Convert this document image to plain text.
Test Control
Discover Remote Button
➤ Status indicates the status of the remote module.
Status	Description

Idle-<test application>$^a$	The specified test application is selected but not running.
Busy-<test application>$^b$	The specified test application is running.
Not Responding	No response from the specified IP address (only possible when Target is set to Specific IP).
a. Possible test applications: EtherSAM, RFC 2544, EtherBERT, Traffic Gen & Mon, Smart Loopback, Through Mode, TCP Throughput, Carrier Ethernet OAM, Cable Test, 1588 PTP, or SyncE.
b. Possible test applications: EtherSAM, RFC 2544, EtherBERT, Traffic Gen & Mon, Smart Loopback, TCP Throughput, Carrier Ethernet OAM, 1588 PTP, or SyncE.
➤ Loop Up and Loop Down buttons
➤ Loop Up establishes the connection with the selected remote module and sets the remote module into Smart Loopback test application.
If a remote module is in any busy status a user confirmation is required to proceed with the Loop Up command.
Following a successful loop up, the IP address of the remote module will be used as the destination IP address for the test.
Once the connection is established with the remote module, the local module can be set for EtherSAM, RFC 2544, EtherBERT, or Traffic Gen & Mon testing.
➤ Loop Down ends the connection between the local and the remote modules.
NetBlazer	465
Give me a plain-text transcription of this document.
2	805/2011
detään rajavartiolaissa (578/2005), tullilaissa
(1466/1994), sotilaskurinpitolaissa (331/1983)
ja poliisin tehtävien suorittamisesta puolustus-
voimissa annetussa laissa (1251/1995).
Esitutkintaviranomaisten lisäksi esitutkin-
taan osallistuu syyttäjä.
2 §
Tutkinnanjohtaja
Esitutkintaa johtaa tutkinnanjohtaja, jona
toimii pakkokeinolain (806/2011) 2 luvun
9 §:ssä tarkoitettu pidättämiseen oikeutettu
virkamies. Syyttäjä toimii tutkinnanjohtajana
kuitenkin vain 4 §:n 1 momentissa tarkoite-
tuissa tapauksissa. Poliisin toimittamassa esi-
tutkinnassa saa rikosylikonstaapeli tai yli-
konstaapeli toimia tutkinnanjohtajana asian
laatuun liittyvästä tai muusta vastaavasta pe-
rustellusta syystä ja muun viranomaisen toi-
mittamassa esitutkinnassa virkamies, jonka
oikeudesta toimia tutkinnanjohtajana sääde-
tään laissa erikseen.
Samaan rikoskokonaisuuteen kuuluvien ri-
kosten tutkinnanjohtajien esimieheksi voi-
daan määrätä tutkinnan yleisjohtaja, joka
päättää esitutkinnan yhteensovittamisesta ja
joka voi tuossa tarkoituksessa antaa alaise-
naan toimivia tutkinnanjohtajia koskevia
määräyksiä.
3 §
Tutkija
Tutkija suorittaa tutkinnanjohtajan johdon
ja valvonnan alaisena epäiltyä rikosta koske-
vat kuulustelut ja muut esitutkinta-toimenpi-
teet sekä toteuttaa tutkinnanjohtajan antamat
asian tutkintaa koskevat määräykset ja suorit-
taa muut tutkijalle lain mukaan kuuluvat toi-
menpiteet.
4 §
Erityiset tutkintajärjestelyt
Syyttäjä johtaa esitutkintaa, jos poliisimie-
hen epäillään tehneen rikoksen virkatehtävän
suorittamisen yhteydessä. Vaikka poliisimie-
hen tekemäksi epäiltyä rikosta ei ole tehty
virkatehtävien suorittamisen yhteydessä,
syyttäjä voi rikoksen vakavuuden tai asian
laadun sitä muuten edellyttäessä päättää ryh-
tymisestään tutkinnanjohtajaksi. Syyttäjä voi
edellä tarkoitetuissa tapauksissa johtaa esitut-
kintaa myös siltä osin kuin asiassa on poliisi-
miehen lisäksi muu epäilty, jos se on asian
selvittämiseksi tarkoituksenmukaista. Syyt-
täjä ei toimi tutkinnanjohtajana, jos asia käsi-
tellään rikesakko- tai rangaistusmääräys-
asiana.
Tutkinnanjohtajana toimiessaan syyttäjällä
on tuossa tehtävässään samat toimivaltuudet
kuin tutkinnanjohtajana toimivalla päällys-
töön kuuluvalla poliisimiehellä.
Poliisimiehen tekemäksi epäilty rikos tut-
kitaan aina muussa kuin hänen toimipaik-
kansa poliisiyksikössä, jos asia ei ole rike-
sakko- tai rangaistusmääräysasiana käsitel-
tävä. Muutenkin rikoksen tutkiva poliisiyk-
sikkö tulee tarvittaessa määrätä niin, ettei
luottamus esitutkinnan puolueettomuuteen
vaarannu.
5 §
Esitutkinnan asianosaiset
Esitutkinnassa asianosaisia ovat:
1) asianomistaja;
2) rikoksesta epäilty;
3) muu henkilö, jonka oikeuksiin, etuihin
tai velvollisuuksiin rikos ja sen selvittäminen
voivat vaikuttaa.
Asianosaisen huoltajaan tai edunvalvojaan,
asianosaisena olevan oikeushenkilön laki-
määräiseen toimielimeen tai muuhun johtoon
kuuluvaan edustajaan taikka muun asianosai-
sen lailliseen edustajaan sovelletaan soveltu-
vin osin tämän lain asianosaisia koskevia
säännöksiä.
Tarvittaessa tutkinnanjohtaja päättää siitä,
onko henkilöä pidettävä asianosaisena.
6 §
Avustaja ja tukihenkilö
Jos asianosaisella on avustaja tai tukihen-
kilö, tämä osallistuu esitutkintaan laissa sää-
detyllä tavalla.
○ ○ ○
Direction: Quote each line of the listing above exactly.

Full response:
Convert this document image to plain text.
Test Control
Discover Remote Button
➤ Status indicates the status of the remote module.
Status	Description

Idle-<test application>$^a$	The specified test application is selected but not running.
Busy-<test application>$^b$	The specified test application is running.
Not Responding	No response from the specified IP address (only possible when Target is set to Specific IP).
a. Possible test applications: EtherSAM, RFC 2544, EtherBERT, Traffic Gen & Mon, Smart Loopback, Through Mode, TCP Throughput, Carrier Ethernet OAM, Cable Test, 1588 PTP, or SyncE.
b. Possible test applications: EtherSAM, RFC 2544, EtherBERT, Traffic Gen & Mon, Smart Loopback, TCP Throughput, Carrier Ethernet OAM, 1588 PTP, or SyncE.
➤ Loop Up and Loop Down buttons
➤ Loop Up establishes the connection with the selected remote module and sets the remote module into Smart Loopback test application.
If a remote module is in any busy status a user confirmation is required to proceed with the Loop Up command.
Following a successful loop up, the IP address of the remote module will be used as the destination IP address for the test.
Once the connection is established with the remote module, the local module can be set for EtherSAM, RFC 2544, EtherBERT, or Traffic Gen & Mon testing.
➤ Loop Down ends the connection between the local and the remote modules.
NetBlazer	465
Give me a plain-text transcription of this document.
2	805/2011
detään rajavartiolaissa (578/2005), tullilaissa
(1466/1994), sotilaskurinpitolaissa (331/1983)
ja poliisin tehtävien suorittamisesta puolustus-
voimissa annetussa laissa (1251/1995).
Esitutkintaviranomaisten lisäksi esitutkin-
taan osallistuu syyttäjä.
2 §
Tutkinnanjohtaja
Esitutkintaa johtaa tutkinnanjohtaja, jona
toimii pakkokeinolain (806/2011) 2 luvun
9 §:ssä tarkoitettu pidättämiseen oikeutettu
virkamies. Syyttäjä toimii tutkinnanjohtajana
kuitenkin vain 4 §:n 1 momentissa tarkoite-
tuissa tapauksissa. Poliisin toimittamassa esi-
tutkinnassa saa rikosylikonstaapeli tai yli-
konstaapeli toimia tutkinnanjohtajana asian
laatuun liittyvästä tai muusta vastaavasta pe-
rustellusta syystä ja muun viranomaisen toi-
mittamassa esitutkinnassa virkamies, jonka
oikeudesta toimia tutkinnanjohtajana sääde-
tään laissa erikseen.
Samaan rikoskokonaisuuteen kuuluvien ri-
kosten tutkinnanjohtajien esimieheksi voi-
daan määrätä tutkinnan yleisjohtaja, joka
päättää esitutkinnan yhteensovittamisesta ja
joka voi tuossa tarkoituksessa antaa alaise-
naan toimivia tutkinnanjohtajia koskevia
määräyksiä.
3 §
Tutkija
Tutkija suorittaa tutkinnanjohtajan johdon
ja valvonnan alaisena epäiltyä rikosta koske-
vat kuulustelut ja muut esitutkinta-toimenpi-
teet sekä toteuttaa tutkinnanjohtajan antamat
asian tutkintaa koskevat määräykset ja suorit-
taa muut tutkijalle lain mukaan kuuluvat toi-
menpiteet.
4 §
Erityiset tutkintajärjestelyt
Syyttäjä johtaa esitutkintaa, jos poliisimie-
hen epäillään tehneen rikoksen virkatehtävän
suorittamisen yhteydessä. Vaikka poliisimie-
hen tekemäksi epäiltyä rikosta ei ole tehty
virkatehtävien suorittamisen yhteydessä,
syyttäjä voi rikoksen vakavuuden tai asian
laadun sitä muuten edellyttäessä päättää ryh-
tymisestään tutkinnanjohtajaksi. Syyttäjä voi
edellä tarkoitetuissa tapauksissa johtaa esitut-
kintaa myös siltä osin kuin asiassa on poliisi-
miehen lisäksi muu epäilty, jos se on asian
selvittämiseksi tarkoituksenmukaista. Syyt-
täjä ei toimi tutkinnanjohtajana, jos asia käsi-
tellään rikesakko- tai rangaistusmääräys-
asiana.
Tutkinnanjohtajana toimiessaan syyttäjällä
on tuossa tehtävässään samat toimivaltuudet
kuin tutkinnanjohtajana toimivalla päällys-
töön kuuluvalla poliisimiehellä.
Poliisimiehen tekemäksi epäilty rikos tut-
kitaan aina muussa kuin hänen toimipaik-
kansa poliisiyksikössä, jos asia ei ole rike-
sakko- tai rangaistusmääräysasiana käsitel-
tävä. Muutenkin rikoksen tutkiva poliisiyk-
sikkö tulee tarvittaessa määrätä niin, ettei
luottamus esitutkinnan puolueettomuuteen
vaarannu.
5 §
Esitutkinnan asianosaiset
Esitutkinnassa asianosaisia ovat:
1) asianomistaja;
2) rikoksesta epäilty;
3) muu henkilö, jonka oikeuksiin, etuihin
tai velvollisuuksiin rikos ja sen selvittäminen
voivat vaikuttaa.
Asianosaisen huoltajaan tai edunvalvojaan,
asianosaisena olevan oikeushenkilön laki-
määräiseen toimielimeen tai muuhun johtoon
kuuluvaan edustajaan taikka muun asianosai-
sen lailliseen edustajaan sovelletaan soveltu-
vin osin tämän lain asianosaisia koskevia
säännöksiä.
Tarvittaessa tutkinnanjohtaja päättää siitä,
onko henkilöä pidettävä asianosaisena.
6 §
Avustaja ja tukihenkilö
Jos asianosaisella on avustaja tai tukihen-
kilö, tämä osallistuu esitutkintaan laissa sää-
detyllä tavalla.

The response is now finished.